- Dataset excerpts:
# # #

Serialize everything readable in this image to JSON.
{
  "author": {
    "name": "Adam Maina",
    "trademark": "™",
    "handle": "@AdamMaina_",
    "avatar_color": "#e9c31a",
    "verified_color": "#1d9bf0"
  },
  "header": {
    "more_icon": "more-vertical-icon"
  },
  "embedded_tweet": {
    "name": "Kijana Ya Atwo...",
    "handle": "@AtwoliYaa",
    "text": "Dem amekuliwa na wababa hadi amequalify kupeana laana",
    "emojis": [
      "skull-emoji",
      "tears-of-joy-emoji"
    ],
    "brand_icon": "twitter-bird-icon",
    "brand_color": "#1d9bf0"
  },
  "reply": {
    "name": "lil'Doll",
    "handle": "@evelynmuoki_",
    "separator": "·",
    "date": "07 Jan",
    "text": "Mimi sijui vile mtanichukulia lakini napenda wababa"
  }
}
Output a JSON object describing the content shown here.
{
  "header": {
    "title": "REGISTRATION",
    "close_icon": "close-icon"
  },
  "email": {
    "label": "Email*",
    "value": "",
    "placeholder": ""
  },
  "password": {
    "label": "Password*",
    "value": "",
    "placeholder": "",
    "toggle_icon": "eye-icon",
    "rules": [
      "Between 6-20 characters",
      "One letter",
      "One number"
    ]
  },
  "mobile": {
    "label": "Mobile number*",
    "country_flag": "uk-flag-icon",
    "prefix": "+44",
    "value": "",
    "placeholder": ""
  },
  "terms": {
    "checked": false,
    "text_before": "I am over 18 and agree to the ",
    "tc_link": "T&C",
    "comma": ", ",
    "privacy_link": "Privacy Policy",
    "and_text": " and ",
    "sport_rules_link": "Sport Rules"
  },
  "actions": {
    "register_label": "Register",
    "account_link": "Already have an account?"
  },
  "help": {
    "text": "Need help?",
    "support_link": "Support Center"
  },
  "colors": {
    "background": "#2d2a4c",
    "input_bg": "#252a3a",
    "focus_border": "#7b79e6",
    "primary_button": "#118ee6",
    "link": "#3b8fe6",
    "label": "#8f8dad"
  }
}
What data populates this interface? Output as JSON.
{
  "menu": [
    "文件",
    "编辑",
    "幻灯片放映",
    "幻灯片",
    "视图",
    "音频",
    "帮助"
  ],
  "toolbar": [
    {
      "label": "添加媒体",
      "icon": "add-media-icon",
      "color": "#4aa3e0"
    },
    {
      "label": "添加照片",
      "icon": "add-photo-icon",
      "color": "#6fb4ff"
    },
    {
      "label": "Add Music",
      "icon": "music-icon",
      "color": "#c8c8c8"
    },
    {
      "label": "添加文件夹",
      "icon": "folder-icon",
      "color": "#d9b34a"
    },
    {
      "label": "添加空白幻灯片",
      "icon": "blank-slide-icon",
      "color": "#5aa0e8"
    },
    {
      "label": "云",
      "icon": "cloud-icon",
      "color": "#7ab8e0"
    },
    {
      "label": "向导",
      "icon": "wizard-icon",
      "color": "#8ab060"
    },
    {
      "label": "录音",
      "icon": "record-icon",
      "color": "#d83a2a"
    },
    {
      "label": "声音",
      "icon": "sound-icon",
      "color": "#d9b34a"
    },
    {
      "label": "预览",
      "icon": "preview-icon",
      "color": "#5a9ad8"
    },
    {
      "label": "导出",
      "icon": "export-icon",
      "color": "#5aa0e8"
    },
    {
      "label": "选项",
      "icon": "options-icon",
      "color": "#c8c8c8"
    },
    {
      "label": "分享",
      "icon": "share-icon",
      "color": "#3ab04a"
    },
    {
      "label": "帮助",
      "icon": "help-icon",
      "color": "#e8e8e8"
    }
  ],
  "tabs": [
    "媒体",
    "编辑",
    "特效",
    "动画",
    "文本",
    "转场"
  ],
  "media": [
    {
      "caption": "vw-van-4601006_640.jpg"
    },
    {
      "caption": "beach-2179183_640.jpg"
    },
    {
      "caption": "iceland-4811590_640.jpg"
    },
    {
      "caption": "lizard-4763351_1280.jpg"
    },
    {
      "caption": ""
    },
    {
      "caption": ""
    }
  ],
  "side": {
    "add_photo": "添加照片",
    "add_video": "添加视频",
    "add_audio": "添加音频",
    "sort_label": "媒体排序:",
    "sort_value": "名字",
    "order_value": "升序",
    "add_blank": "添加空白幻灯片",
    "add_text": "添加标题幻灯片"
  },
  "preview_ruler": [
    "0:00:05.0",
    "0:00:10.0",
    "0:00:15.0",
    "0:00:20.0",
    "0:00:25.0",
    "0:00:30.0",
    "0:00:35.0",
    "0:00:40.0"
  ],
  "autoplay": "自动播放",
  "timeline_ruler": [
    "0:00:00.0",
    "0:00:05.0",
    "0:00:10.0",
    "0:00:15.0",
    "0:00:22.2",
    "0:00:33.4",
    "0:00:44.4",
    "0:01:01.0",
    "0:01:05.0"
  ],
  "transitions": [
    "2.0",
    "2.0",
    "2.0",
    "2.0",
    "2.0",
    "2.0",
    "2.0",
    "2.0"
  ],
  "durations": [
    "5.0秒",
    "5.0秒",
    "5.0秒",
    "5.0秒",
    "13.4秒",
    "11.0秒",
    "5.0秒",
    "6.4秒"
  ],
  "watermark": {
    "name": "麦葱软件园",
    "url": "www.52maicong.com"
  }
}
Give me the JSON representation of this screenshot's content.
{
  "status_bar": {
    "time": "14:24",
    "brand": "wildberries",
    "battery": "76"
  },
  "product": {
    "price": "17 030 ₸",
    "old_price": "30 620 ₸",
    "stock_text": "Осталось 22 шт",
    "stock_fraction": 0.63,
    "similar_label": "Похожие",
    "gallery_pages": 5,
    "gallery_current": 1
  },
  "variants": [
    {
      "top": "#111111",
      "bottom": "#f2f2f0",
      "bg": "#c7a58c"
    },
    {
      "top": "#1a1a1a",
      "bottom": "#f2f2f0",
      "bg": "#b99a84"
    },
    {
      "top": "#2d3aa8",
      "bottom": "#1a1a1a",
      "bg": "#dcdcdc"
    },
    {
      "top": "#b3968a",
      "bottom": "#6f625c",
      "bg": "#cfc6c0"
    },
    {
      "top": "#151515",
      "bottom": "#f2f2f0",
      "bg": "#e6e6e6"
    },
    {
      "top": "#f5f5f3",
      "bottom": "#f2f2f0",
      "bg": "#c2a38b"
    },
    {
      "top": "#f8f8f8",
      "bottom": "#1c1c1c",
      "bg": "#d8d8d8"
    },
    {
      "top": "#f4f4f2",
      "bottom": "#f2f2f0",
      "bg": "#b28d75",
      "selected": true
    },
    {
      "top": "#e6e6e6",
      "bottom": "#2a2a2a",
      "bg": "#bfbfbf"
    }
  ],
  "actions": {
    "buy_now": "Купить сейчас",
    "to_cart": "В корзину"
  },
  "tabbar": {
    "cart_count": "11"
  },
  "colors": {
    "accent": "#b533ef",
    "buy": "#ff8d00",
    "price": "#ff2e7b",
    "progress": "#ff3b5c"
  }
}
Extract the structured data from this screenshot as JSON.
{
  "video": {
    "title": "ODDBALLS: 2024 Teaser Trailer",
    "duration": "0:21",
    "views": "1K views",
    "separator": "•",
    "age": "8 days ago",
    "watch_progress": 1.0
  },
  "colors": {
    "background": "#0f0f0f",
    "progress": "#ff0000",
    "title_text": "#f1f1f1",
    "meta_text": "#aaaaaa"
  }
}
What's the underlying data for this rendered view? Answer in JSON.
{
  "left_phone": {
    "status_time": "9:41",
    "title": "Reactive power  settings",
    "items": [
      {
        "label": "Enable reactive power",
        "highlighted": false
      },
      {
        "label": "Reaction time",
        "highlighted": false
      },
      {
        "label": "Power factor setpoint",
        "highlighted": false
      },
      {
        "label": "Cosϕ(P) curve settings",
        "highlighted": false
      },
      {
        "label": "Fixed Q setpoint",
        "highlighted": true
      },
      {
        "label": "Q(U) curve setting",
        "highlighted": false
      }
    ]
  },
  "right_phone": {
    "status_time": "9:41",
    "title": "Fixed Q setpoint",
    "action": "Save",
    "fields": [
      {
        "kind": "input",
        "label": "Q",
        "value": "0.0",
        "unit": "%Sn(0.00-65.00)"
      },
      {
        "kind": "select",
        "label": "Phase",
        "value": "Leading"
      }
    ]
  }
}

# # #

- Do this:
Pick out all the lines with the word "wababa" in them and copy them.

- Exercise answer:
    "text": "Dem amekuliwa na wababa hadi amequalify kupeana laana",
    "text": "Mimi sijui vile mtanichukulia lakini napenda wababa"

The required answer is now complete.